Will you quote all of the entries, word for word?

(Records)

⟨

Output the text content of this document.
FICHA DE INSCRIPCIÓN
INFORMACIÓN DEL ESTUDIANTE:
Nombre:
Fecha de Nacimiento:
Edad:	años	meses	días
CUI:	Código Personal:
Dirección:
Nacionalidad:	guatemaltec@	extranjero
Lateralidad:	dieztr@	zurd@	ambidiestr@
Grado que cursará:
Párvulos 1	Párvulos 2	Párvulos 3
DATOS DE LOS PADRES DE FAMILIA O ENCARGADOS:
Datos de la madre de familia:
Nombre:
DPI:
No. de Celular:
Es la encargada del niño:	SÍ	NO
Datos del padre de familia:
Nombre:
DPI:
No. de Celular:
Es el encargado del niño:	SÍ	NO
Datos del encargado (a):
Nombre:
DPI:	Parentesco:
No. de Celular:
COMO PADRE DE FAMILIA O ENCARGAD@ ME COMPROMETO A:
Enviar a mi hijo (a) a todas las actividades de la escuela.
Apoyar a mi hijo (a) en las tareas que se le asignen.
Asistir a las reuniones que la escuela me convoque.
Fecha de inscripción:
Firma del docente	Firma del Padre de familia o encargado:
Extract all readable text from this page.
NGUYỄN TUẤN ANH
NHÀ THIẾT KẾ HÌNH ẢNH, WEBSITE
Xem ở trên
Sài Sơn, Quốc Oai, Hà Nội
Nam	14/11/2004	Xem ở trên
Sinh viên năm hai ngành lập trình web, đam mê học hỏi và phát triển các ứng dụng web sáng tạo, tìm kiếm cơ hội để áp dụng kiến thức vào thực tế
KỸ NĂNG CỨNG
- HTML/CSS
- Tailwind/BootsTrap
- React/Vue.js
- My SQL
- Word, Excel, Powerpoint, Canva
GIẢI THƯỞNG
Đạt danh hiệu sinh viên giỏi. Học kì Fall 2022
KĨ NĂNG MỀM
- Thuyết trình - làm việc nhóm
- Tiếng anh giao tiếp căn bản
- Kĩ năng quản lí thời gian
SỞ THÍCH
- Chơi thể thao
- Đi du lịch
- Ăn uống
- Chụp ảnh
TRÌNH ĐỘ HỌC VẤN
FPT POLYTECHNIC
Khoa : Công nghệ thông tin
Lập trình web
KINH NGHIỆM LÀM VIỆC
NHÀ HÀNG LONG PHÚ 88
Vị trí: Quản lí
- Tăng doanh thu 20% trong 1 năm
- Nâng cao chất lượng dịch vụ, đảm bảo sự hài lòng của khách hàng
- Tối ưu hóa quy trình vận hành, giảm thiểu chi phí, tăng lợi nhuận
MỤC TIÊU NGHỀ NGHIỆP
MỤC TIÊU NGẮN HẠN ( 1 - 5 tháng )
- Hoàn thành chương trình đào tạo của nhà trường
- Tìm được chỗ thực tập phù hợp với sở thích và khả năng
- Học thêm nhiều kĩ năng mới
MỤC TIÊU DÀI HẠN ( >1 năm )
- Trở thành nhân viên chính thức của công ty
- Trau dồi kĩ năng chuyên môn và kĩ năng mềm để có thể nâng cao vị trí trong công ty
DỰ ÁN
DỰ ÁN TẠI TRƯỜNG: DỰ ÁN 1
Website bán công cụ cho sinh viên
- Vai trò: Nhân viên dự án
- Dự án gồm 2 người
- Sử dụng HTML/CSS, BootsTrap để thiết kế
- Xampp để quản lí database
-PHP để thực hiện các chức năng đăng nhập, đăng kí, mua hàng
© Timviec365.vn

⟩

• _ANSWER TO THIS EXERCISE_:
Output the text content of this document.
FICHA DE INSCRIPCIÓN
INFORMACIÓN DEL ESTUDIANTE:
Nombre:
Fecha de Nacimiento:
Edad:	años	meses	días
CUI:	Código Personal:
Dirección:
Nacionalidad:	guatemaltec@	extranjero
Lateralidad:	dieztr@	zurd@	ambidiestr@
Grado que cursará:
Párvulos 1	Párvulos 2	Párvulos 3
DATOS DE LOS PADRES DE FAMILIA O ENCARGADOS:
Datos de la madre de familia:
Nombre:
DPI:
No. de Celular:
Es la encargada del niño:	SÍ	NO
Datos del padre de familia:
Nombre:
DPI:
No. de Celular:
Es el encargado del niño:	SÍ	NO
Datos del encargado (a):
Nombre:
DPI:	Parentesco:
No. de Celular:
COMO PADRE DE FAMILIA O ENCARGAD@ ME COMPROMETO A:
Enviar a mi hijo (a) a todas las actividades de la escuela.
Apoyar a mi hijo (a) en las tareas que se le asignen.
Asistir a las reuniones que la escuela me convoque.
Fecha de inscripción:
Firma del docente	Firma del Padre de familia o encargado:
Extract all readable text from this page.
NGUYỄN TUẤN ANH
NHÀ THIẾT KẾ HÌNH ẢNH, WEBSITE
Xem ở trên
Sài Sơn, Quốc Oai, Hà Nội
Nam	14/11/2004	Xem ở trên
Sinh viên năm hai ngành lập trình web, đam mê học hỏi và phát triển các ứng dụng web sáng tạo, tìm kiếm cơ hội để áp dụng kiến thức vào thực tế
KỸ NĂNG CỨNG
- HTML/CSS
- Tailwind/BootsTrap
- React/Vue.js
- My SQL
- Word, Excel, Powerpoint, Canva
GIẢI THƯỞNG
Đạt danh hiệu sinh viên giỏi. Học kì Fall 2022
KĨ NĂNG MỀM
- Thuyết trình - làm việc nhóm
- Tiếng anh giao tiếp căn bản
- Kĩ năng quản lí thời gian
SỞ THÍCH
- Chơi thể thao
- Đi du lịch
- Ăn uống
- Chụp ảnh
TRÌNH ĐỘ HỌC VẤN
FPT POLYTECHNIC
Khoa : Công nghệ thông tin
Lập trình web
KINH NGHIỆM LÀM VIỆC
NHÀ HÀNG LONG PHÚ 88
Vị trí: Quản lí
- Tăng doanh thu 20% trong 1 năm
- Nâng cao chất lượng dịch vụ, đảm bảo sự hài lòng của khách hàng
- Tối ưu hóa quy trình vận hành, giảm thiểu chi phí, tăng lợi nhuận
MỤC TIÊU NGHỀ NGHIỆP
MỤC TIÊU NGẮN HẠN ( 1 - 5 tháng )
- Hoàn thành chương trình đào tạo của nhà trường
- Tìm được chỗ thực tập phù hợp với sở thích và khả năng
- Học thêm nhiều kĩ năng mới
MỤC TIÊU DÀI HẠN ( >1 năm )
- Trở thành nhân viên chính thức của công ty
- Trau dồi kĩ năng chuyên môn và kĩ năng mềm để có thể nâng cao vị trí trong công ty
DỰ ÁN
DỰ ÁN TẠI TRƯỜNG: DỰ ÁN 1
Website bán công cụ cho sinh viên
- Vai trò: Nhân viên dự án
- Dự án gồm 2 người
- Sử dụng HTML/CSS, BootsTrap để thiết kế
- Xampp để quản lí database
-PHP để thực hiện các chức năng đăng nhập, đăng kí, mua hàng
© Timviec365.vn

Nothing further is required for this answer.